[Collection entries]
────
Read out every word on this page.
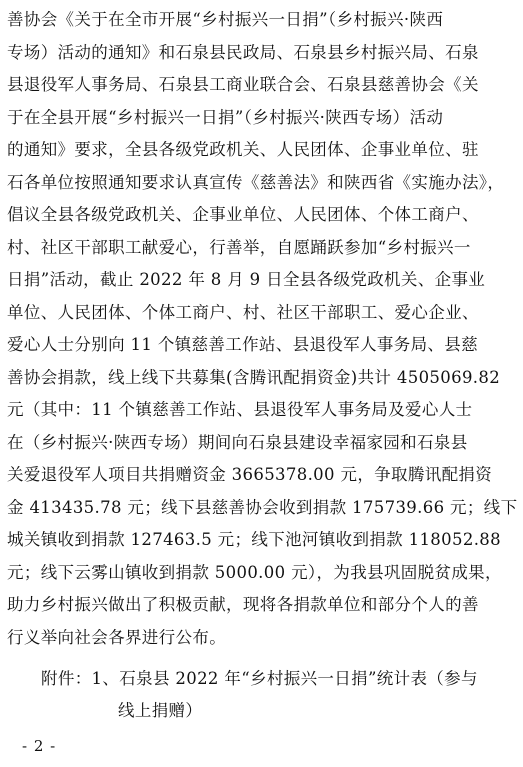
善协会《关于在全市开展“乡村振兴一日捐”（乡村振兴·陕西
专场）活动的通知》和石泉县民政局、石泉县乡村振兴局、石泉
县退役军人事务局、石泉县工商业联合会、石泉县慈善协会《关
于在全县开展“乡村振兴一日捐”（乡村振兴·陕西专场）活动
的通知》要求，全县各级党政机关、人民团体、企事业单位、驻
石各单位按照通知要求认真宣传《慈善法》和陕西省《实施办法》，
倡议全县各级党政机关、企事业单位、人民团体、个体工商户、
村、社区干部职工献爱心，行善举，自愿踊跃参加“乡村振兴一
日捐”活动，截止 2022 年 8 月 9 日全县各级党政机关、企事业
单位、人民团体、个体工商户、村、社区干部职工、爱心企业、
爱心人士分别向 11 个镇慈善工作站、县退役军人事务局、县慈
善协会捐款，线上线下共募集(含腾讯配捐资金)共计 4505069.82
元（其中：11 个镇慈善工作站、县退役军人事务局及爱心人士
在（乡村振兴·陕西专场）期间向石泉县建设幸福家园和石泉县
关爱退役军人项目共捐赠资金 3665378.00 元，争取腾讯配捐资
金 413435.78 元；线下县慈善协会收到捐款 175739.66 元；线下
城关镇收到捐款 127463.5 元；线下池河镇收到捐款 118052.88
元；线下云雾山镇收到捐款 5000.00 元），为我县巩固脱贫成果，
助力乡村振兴做出了积极贡献，现将各捐款单位和部分个人的善
行义举向社会各界进行公布。
附件：1、石泉县 2022 年“乡村振兴一日捐”统计表（参与
线上捐赠）
- 2 -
────
▶ To do
Display every line of the listing that contains the string "乡村振兴一日捐".

▶ Written response
善协会《关于在全市开展“乡村振兴一日捐”（乡村振兴·陕西
于在全县开展“乡村振兴一日捐”（乡村振兴·陕西专场）活动
附件：1、石泉县 2022 年“乡村振兴一日捐”统计表（参与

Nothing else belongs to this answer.